Source data

※

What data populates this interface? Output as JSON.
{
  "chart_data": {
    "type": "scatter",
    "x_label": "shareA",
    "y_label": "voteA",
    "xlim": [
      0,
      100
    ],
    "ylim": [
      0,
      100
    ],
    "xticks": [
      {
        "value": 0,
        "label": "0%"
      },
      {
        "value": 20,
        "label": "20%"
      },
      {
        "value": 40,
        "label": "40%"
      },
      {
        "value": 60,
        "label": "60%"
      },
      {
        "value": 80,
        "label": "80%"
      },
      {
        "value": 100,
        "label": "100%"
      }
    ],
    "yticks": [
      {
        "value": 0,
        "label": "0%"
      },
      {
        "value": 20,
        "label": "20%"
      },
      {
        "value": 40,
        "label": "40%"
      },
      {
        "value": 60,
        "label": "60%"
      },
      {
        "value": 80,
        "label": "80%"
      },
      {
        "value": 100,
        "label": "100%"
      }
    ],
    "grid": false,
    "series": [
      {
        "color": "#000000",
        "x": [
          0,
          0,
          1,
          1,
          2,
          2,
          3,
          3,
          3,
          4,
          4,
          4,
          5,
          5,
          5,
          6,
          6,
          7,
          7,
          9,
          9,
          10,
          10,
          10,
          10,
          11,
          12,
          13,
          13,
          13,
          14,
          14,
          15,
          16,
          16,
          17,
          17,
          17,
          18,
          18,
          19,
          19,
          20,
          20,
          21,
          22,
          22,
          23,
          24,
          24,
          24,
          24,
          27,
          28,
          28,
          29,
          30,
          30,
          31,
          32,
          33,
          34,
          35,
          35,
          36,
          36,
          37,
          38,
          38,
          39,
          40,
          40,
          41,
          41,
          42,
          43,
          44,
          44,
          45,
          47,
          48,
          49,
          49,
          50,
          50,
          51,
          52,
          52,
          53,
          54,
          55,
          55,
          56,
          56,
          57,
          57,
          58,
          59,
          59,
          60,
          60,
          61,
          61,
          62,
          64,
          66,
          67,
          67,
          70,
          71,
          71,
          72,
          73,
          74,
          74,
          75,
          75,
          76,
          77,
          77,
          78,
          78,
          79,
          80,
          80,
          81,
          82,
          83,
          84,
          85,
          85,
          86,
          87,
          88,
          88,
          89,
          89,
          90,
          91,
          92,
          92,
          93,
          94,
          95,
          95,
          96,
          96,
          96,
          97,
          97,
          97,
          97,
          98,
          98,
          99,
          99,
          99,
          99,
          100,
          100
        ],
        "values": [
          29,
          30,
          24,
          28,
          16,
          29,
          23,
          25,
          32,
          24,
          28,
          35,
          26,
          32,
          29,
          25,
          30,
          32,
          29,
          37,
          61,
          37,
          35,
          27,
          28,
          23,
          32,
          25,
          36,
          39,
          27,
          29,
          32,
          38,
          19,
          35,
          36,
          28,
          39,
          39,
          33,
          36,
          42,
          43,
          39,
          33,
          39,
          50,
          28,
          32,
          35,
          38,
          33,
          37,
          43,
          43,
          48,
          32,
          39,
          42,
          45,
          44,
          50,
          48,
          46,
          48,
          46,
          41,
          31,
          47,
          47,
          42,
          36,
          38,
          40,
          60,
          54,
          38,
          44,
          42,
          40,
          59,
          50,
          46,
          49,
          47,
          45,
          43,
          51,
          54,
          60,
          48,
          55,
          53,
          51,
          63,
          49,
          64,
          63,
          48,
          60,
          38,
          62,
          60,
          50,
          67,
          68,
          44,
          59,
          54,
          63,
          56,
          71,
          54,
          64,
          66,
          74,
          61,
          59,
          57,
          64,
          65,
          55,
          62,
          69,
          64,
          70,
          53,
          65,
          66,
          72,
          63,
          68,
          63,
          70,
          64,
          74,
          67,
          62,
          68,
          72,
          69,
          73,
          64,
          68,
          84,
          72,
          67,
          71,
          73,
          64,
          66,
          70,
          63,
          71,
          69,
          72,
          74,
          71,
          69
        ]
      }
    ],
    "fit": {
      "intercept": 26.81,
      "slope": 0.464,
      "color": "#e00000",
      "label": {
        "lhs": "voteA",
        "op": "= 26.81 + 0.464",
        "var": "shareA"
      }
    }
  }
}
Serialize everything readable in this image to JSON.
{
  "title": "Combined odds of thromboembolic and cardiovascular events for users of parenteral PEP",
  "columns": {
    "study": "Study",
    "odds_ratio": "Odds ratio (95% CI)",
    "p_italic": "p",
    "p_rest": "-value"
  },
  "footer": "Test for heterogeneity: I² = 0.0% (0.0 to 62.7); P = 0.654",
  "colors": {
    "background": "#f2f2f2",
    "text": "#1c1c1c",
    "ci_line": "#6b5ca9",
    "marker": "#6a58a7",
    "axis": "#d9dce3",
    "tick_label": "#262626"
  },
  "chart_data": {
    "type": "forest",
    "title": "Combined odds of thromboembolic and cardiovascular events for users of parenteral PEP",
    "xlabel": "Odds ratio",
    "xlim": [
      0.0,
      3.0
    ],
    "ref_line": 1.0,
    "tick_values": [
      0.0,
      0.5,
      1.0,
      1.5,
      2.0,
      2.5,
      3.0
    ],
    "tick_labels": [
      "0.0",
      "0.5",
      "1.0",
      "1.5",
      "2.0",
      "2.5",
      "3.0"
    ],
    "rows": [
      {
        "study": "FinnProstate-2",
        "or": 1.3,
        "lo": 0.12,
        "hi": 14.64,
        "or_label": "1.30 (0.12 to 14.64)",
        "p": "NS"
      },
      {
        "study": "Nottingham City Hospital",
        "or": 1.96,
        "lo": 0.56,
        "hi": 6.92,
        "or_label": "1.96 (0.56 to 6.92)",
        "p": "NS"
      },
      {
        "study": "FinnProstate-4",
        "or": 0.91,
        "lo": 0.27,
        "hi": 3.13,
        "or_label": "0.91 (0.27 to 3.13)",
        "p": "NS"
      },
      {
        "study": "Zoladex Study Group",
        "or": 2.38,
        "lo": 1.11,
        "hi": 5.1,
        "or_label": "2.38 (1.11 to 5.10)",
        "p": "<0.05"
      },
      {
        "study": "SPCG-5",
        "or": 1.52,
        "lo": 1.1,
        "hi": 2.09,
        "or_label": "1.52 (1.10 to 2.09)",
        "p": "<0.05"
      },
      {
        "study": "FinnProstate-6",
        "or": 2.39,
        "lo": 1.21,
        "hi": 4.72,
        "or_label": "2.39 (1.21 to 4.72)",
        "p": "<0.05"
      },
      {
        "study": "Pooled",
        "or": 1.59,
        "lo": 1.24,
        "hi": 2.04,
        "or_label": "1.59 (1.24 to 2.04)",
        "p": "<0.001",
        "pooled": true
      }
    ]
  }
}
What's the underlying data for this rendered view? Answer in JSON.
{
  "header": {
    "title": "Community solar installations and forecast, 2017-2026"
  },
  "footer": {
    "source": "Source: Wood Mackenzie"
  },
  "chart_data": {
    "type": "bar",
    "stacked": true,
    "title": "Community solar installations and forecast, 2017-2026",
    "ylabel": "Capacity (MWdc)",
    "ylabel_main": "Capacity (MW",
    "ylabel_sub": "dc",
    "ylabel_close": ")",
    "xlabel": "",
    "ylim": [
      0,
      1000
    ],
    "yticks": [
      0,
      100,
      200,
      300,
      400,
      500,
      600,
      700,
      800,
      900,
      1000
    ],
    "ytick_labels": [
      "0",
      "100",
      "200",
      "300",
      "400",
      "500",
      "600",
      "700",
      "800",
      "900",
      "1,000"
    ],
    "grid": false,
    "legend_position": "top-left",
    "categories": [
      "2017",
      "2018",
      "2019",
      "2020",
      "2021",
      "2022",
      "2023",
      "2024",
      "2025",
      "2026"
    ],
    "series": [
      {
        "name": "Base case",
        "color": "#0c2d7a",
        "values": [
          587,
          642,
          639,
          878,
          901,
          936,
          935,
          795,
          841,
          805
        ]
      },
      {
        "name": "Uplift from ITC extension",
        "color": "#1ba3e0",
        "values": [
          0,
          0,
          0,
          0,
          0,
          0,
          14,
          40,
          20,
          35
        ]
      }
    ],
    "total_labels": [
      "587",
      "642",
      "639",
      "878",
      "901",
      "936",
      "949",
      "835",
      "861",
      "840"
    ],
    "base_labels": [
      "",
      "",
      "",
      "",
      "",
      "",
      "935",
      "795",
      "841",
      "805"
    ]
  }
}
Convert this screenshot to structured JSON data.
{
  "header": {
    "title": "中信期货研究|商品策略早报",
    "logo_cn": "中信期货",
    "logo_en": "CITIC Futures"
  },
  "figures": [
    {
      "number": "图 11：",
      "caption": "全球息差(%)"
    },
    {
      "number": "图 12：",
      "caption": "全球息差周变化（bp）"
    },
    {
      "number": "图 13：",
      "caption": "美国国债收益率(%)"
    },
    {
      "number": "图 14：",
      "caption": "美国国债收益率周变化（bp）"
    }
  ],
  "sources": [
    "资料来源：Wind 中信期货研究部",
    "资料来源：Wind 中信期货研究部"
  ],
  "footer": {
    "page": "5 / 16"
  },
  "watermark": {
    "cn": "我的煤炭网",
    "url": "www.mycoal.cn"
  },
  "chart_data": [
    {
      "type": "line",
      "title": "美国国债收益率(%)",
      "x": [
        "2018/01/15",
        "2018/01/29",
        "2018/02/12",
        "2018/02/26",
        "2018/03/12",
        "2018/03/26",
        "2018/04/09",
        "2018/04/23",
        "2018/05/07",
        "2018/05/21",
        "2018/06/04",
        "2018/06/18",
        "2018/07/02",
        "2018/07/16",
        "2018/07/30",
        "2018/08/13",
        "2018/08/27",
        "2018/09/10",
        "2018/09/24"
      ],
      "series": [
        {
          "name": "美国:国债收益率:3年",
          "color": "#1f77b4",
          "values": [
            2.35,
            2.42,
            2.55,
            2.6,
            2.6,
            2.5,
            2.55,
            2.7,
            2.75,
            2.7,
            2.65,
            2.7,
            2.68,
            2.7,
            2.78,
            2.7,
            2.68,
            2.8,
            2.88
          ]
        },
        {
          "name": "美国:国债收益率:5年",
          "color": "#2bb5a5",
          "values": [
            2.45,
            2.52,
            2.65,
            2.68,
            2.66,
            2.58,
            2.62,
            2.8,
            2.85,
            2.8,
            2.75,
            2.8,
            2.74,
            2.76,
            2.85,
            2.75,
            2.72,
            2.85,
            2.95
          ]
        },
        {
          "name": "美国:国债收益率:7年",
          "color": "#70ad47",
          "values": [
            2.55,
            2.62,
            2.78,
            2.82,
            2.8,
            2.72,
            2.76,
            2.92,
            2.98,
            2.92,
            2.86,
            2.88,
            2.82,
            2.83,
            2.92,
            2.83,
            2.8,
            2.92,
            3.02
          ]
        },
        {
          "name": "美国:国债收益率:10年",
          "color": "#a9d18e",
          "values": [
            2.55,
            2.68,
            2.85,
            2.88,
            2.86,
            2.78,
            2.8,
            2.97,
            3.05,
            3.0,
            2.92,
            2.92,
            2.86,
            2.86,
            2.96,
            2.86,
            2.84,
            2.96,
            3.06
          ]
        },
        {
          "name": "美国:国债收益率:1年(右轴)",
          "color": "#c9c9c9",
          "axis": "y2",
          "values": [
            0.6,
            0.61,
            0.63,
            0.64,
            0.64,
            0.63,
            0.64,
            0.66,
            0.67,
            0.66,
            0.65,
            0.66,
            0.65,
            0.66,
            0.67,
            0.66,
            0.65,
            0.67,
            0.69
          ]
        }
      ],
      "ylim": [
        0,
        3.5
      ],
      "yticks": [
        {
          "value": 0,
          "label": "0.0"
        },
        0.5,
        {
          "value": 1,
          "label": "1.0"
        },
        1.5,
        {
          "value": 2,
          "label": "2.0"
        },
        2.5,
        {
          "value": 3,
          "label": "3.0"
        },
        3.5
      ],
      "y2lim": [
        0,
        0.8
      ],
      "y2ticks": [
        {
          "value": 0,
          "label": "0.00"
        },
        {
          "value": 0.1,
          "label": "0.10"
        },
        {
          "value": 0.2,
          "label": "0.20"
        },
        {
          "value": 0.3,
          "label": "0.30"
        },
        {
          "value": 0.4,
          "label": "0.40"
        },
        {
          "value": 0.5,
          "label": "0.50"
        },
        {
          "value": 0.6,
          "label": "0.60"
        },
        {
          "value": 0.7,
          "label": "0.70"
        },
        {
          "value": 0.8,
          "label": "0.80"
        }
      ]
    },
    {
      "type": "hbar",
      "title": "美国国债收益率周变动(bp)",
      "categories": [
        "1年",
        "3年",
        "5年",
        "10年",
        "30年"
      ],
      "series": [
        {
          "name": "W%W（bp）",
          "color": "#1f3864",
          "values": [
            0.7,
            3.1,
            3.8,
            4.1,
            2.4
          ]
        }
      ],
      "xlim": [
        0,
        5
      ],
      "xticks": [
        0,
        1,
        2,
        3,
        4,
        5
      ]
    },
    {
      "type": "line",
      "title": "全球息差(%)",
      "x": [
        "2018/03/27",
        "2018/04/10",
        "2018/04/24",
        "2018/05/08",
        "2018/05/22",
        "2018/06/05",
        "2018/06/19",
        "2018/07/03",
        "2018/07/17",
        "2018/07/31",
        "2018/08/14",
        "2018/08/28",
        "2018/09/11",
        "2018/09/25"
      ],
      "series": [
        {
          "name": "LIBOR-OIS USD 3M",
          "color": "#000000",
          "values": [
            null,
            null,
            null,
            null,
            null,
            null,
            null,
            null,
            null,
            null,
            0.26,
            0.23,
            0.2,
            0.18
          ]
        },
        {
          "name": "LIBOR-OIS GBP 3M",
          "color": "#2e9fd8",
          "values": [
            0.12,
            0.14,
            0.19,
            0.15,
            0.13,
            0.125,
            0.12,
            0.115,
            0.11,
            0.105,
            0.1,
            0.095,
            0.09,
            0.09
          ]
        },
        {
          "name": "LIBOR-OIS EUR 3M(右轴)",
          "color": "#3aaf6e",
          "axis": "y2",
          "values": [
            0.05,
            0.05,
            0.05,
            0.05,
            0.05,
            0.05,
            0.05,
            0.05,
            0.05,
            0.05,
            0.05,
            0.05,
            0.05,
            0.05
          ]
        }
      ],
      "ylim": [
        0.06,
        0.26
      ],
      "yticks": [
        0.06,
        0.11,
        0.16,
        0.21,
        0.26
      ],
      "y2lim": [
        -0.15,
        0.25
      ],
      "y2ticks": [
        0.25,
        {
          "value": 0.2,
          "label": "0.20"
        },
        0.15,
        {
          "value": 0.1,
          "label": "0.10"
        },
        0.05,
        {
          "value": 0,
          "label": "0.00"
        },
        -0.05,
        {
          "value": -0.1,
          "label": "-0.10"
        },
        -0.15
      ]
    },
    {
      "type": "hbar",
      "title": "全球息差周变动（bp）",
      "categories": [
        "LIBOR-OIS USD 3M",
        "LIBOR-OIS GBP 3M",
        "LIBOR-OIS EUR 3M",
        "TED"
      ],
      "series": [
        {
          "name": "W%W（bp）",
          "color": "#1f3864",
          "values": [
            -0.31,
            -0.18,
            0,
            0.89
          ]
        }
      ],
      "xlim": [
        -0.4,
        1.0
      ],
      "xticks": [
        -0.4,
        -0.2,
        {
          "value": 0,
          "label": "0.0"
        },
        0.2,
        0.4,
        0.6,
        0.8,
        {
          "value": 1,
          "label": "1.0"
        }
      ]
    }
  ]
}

※

Show the lines of the records that contain the word "Combined".

-- Final result --
  "title": "Combined odds of thromboembolic and cardiovascular events for users of parenteral PEP",
    "title": "Combined odds of thromboembolic and cardiovascular events for users of parenteral PEP",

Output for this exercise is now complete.